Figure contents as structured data
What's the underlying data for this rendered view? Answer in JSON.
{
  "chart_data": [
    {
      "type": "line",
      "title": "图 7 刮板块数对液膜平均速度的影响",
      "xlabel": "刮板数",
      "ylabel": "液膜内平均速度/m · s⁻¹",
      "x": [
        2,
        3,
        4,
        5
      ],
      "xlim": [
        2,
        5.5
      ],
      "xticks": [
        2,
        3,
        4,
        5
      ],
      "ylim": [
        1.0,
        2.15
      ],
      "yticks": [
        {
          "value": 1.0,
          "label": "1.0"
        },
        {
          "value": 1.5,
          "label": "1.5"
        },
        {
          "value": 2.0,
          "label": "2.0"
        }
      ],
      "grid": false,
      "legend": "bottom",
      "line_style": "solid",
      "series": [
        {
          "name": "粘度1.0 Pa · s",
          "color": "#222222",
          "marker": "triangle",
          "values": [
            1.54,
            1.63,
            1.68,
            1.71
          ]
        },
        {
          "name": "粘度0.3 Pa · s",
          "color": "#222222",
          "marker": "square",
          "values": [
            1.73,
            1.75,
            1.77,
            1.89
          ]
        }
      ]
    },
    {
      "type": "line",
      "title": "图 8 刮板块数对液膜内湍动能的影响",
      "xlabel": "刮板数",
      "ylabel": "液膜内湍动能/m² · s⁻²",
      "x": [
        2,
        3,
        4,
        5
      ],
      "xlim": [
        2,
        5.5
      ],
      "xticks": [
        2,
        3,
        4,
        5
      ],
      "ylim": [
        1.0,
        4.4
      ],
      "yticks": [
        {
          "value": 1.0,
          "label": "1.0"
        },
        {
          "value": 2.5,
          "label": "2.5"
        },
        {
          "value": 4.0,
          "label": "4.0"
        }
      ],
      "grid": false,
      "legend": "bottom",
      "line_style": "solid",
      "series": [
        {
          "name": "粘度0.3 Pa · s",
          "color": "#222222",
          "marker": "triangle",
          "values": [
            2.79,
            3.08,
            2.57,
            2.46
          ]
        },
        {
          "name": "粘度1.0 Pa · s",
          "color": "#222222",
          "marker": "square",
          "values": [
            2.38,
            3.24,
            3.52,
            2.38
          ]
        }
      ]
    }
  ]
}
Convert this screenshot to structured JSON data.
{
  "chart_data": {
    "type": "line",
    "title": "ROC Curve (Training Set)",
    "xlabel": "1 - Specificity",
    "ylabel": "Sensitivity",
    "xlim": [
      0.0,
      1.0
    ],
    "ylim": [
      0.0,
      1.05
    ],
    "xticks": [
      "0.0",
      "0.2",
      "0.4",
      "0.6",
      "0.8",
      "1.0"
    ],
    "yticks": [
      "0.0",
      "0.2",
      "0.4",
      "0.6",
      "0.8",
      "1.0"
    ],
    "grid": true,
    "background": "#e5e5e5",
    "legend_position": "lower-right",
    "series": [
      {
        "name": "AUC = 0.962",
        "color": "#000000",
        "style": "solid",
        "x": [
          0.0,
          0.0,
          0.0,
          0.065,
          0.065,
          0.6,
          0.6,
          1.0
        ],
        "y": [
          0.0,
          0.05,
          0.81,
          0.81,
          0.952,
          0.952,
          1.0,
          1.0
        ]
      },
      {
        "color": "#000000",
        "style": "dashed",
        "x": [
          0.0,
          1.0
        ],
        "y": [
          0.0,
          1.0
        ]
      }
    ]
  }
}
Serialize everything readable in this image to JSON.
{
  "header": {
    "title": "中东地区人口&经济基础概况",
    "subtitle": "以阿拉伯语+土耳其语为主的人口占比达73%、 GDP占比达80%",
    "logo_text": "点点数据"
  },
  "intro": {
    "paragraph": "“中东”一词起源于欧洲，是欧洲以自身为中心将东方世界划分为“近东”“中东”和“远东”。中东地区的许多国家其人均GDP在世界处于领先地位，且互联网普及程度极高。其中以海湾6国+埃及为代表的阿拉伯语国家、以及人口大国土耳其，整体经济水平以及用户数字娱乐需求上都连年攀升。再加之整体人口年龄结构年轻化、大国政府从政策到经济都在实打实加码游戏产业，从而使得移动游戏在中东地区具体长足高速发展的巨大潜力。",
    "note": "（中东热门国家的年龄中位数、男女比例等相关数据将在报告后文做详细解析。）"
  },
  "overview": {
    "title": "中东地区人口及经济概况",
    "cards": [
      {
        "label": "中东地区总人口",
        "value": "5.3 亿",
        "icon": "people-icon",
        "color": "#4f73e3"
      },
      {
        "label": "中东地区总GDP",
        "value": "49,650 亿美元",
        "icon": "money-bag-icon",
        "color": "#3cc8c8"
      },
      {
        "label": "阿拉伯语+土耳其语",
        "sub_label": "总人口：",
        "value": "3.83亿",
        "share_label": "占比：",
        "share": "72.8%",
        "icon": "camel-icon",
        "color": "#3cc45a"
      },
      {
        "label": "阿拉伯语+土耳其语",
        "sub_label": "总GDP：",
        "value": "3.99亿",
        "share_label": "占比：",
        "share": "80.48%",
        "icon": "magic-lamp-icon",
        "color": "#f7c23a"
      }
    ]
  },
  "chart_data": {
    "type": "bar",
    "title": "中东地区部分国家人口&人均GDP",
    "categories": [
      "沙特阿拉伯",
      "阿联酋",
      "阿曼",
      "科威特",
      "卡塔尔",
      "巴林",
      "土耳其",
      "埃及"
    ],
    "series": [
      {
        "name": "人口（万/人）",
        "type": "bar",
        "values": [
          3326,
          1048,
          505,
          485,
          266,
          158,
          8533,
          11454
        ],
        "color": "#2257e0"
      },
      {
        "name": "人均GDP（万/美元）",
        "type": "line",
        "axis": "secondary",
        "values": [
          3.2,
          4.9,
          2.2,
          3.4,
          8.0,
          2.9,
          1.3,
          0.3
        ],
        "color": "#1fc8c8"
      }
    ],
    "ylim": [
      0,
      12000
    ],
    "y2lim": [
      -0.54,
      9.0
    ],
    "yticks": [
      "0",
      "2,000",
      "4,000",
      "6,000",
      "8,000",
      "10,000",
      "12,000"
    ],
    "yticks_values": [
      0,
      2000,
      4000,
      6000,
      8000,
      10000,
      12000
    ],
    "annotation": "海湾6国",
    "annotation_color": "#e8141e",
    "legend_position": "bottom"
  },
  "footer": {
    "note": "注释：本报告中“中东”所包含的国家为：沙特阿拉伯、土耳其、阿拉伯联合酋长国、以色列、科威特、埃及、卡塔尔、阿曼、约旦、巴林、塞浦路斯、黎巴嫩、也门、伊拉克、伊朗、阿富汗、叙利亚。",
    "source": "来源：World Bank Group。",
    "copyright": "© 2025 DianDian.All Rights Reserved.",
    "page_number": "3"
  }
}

Problem to work on
Your task is to print the whole listing again exactly.

Exercise output
What's the underlying data for this rendered view? Answer in JSON.
{
  "chart_data": [
    {
      "type": "line",
      "title": "图 7 刮板块数对液膜平均速度的影响",
      "xlabel": "刮板数",
      "ylabel": "液膜内平均速度/m · s⁻¹",
      "x": [
        2,
        3,
        4,
        5
      ],
      "xlim": [
        2,
        5.5
      ],
      "xticks": [
        2,
        3,
        4,
        5
      ],
      "ylim": [
        1.0,
        2.15
      ],
      "yticks": [
        {
          "value": 1.0,
          "label": "1.0"
        },
        {
          "value": 1.5,
          "label": "1.5"
        },
        {
          "value": 2.0,
          "label": "2.0"
        }
      ],
      "grid": false,
      "legend": "bottom",
      "line_style": "solid",
      "series": [
        {
          "name": "粘度1.0 Pa · s",
          "color": "#222222",
          "marker": "triangle",
          "values": [
            1.54,
            1.63,
            1.68,
            1.71
          ]
        },
        {
          "name": "粘度0.3 Pa · s",
          "color": "#222222",
          "marker": "square",
          "values": [
            1.73,
            1.75,
            1.77,
            1.89
          ]
        }
      ]
    },
    {
      "type": "line",
      "title": "图 8 刮板块数对液膜内湍动能的影响",
      "xlabel": "刮板数",
      "ylabel": "液膜内湍动能/m² · s⁻²",
      "x": [
        2,
        3,
        4,
        5
      ],
      "xlim": [
        2,
        5.5
      ],
      "xticks": [
        2,
        3,
        4,
        5
      ],
      "ylim": [
        1.0,
        4.4
      ],
      "yticks": [
        {
          "value": 1.0,
          "label": "1.0"
        },
        {
          "value": 2.5,
          "label": "2.5"
        },
        {
          "value": 4.0,
          "label": "4.0"
        }
      ],
      "grid": false,
      "legend": "bottom",
      "line_style": "solid",
      "series": [
        {
          "name": "粘度0.3 Pa · s",
          "color": "#222222",
          "marker": "triangle",
          "values": [
            2.79,
            3.08,
            2.57,
            2.46
          ]
        },
        {
          "name": "粘度1.0 Pa · s",
          "color": "#222222",
          "marker": "square",
          "values": [
            2.38,
            3.24,
            3.52,
            2.38
          ]
        }
      ]
    }
  ]
}
Convert this screenshot to structured JSON data.
{
  "chart_data": {
    "type": "line",
    "title": "ROC Curve (Training Set)",
    "xlabel": "1 - Specificity",
    "ylabel": "Sensitivity",
    "xlim": [
      0.0,
      1.0
    ],
    "ylim": [
      0.0,
      1.05
    ],
    "xticks": [
      "0.0",
      "0.2",
      "0.4",
      "0.6",
      "0.8",
      "1.0"
    ],
    "yticks": [
      "0.0",
      "0.2",
      "0.4",
      "0.6",
      "0.8",
      "1.0"
    ],
    "grid": true,
    "background": "#e5e5e5",
    "legend_position": "lower-right",
    "series": [
      {
        "name": "AUC = 0.962",
        "color": "#000000",
        "style": "solid",
        "x": [
          0.0,
          0.0,
          0.0,
          0.065,
          0.065,
          0.6,
          0.6,
          1.0
        ],
        "y": [
          0.0,
          0.05,
          0.81,
          0.81,
          0.952,
          0.952,
          1.0,
          1.0
        ]
      },
      {
        "color": "#000000",
        "style": "dashed",
        "x": [
          0.0,
          1.0
        ],
        "y": [
          0.0,
          1.0
        ]
      }
    ]
  }
}
Serialize everything readable in this image to JSON.
{
  "header": {
    "title": "中东地区人口&经济基础概况",
    "subtitle": "以阿拉伯语+土耳其语为主的人口占比达73%、 GDP占比达80%",
    "logo_text": "点点数据"
  },
  "intro": {
    "paragraph": "“中东”一词起源于欧洲，是欧洲以自身为中心将东方世界划分为“近东”“中东”和“远东”。中东地区的许多国家其人均GDP在世界处于领先地位，且互联网普及程度极高。其中以海湾6国+埃及为代表的阿拉伯语国家、以及人口大国土耳其，整体经济水平以及用户数字娱乐需求上都连年攀升。再加之整体人口年龄结构年轻化、大国政府从政策到经济都在实打实加码游戏产业，从而使得移动游戏在中东地区具体长足高速发展的巨大潜力。",
    "note": "（中东热门国家的年龄中位数、男女比例等相关数据将在报告后文做详细解析。）"
  },
  "overview": {
    "title": "中东地区人口及经济概况",
    "cards": [
      {
        "label": "中东地区总人口",
        "value": "5.3 亿",
        "icon": "people-icon",
        "color": "#4f73e3"
      },
      {
        "label": "中东地区总GDP",
        "value": "49,650 亿美元",
        "icon": "money-bag-icon",
        "color": "#3cc8c8"
      },
      {
        "label": "阿拉伯语+土耳其语",
        "sub_label": "总人口：",
        "value": "3.83亿",
        "share_label": "占比：",
        "share": "72.8%",
        "icon": "camel-icon",
        "color": "#3cc45a"
      },
      {
        "label": "阿拉伯语+土耳其语",
        "sub_label": "总GDP：",
        "value": "3.99亿",
        "share_label": "占比：",
        "share": "80.48%",
        "icon": "magic-lamp-icon",
        "color": "#f7c23a"
      }
    ]
  },
  "chart_data": {
    "type": "bar",
    "title": "中东地区部分国家人口&人均GDP",
    "categories": [
      "沙特阿拉伯",
      "阿联酋",
      "阿曼",
      "科威特",
      "卡塔尔",
      "巴林",
      "土耳其",
      "埃及"
    ],
    "series": [
      {
        "name": "人口（万/人）",
        "type": "bar",
        "values": [
          3326,
          1048,
          505,
          485,
          266,
          158,
          8533,
          11454
        ],
        "color": "#2257e0"
      },
      {
        "name": "人均GDP（万/美元）",
        "type": "line",
        "axis": "secondary",
        "values": [
          3.2,
          4.9,
          2.2,
          3.4,
          8.0,
          2.9,
          1.3,
          0.3
        ],
        "color": "#1fc8c8"
      }
    ],
    "ylim": [
      0,
      12000
    ],
    "y2lim": [
      -0.54,
      9.0
    ],
    "yticks": [
      "0",
      "2,000",
      "4,000",
      "6,000",
      "8,000",
      "10,000",
      "12,000"
    ],
    "yticks_values": [
      0,
      2000,
      4000,
      6000,
      8000,
      10000,
      12000
    ],
    "annotation": "海湾6国",
    "annotation_color": "#e8141e",
    "legend_position": "bottom"
  },
  "footer": {
    "note": "注释：本报告中“中东”所包含的国家为：沙特阿拉伯、土耳其、阿拉伯联合酋长国、以色列、科威特、埃及、卡塔尔、阿曼、约旦、巴林、塞浦路斯、黎巴嫩、也门、伊拉克、伊朗、阿富汗、叙利亚。",
    "source": "来源：World Bank Group。",
    "copyright": "© 2025 DianDian.All Rights Reserved.",
    "page_number": "3"
  }
}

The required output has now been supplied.